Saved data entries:

+++++

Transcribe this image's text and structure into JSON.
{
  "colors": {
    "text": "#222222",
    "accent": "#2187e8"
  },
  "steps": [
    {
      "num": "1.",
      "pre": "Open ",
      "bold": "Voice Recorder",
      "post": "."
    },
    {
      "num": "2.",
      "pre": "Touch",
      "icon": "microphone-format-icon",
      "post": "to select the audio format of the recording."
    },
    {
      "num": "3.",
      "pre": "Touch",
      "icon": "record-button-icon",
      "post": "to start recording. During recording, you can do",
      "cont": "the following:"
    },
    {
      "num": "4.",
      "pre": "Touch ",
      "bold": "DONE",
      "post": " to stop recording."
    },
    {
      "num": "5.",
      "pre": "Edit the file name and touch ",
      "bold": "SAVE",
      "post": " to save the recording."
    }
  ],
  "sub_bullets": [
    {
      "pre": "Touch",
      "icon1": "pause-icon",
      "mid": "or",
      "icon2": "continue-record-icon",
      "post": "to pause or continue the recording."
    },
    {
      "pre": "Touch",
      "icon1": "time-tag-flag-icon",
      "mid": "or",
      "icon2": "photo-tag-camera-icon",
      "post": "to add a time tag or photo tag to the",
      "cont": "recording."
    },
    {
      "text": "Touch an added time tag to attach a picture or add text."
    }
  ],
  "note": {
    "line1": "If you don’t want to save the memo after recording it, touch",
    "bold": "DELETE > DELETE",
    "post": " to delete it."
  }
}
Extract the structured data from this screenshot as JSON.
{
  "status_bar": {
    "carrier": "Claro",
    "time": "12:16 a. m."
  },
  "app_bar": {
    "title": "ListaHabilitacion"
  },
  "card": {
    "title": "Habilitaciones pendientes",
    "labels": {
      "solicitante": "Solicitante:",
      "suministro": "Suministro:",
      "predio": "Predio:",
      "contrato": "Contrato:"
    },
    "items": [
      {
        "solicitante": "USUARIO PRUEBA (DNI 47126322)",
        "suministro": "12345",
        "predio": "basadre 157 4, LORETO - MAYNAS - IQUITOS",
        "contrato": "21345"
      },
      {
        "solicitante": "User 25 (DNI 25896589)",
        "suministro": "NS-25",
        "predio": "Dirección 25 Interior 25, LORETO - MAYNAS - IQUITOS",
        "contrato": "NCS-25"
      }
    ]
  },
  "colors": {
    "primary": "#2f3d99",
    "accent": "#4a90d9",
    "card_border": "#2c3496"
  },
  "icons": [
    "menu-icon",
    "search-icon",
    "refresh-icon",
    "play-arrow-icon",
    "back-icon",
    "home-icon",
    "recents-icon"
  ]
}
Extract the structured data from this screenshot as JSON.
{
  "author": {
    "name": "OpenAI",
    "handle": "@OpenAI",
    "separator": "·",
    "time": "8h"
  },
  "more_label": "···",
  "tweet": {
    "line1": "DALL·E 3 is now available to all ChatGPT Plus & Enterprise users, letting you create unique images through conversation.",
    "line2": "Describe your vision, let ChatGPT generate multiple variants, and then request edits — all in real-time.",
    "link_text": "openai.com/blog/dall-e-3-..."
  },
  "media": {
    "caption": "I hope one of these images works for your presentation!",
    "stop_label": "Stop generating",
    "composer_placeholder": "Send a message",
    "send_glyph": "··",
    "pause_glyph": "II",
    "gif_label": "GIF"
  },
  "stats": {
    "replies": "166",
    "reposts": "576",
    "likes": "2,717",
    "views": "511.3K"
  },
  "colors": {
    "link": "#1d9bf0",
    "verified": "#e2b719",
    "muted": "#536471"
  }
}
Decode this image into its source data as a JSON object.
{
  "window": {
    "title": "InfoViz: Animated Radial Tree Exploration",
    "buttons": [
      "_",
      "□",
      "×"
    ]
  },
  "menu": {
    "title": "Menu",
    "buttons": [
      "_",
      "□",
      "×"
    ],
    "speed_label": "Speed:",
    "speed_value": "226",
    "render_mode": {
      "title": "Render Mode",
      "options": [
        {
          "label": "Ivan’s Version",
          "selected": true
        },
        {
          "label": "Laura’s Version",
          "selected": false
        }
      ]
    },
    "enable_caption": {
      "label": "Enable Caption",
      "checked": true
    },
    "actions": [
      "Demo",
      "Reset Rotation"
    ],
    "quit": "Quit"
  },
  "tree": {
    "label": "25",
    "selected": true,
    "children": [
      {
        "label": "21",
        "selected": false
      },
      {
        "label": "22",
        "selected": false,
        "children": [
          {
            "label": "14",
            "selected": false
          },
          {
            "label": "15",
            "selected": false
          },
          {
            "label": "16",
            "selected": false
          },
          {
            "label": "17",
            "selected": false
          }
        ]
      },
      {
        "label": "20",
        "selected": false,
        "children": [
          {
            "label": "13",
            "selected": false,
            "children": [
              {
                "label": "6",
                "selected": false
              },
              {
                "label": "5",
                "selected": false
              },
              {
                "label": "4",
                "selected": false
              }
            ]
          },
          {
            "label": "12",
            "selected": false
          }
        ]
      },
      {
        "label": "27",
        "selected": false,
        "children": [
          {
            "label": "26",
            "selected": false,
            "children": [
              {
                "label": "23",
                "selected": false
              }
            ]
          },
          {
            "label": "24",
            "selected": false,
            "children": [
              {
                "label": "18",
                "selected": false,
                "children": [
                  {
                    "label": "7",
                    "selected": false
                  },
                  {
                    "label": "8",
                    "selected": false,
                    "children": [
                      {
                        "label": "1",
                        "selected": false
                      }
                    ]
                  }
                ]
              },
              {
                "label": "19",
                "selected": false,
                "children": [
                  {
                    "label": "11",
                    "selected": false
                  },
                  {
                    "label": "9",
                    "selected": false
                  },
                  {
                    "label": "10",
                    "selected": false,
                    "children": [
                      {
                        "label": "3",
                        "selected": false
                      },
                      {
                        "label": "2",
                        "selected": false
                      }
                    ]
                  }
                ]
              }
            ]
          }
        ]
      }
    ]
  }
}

+++++

Work to complete => Report only the count of lines that include the string "continue".

Task response => 2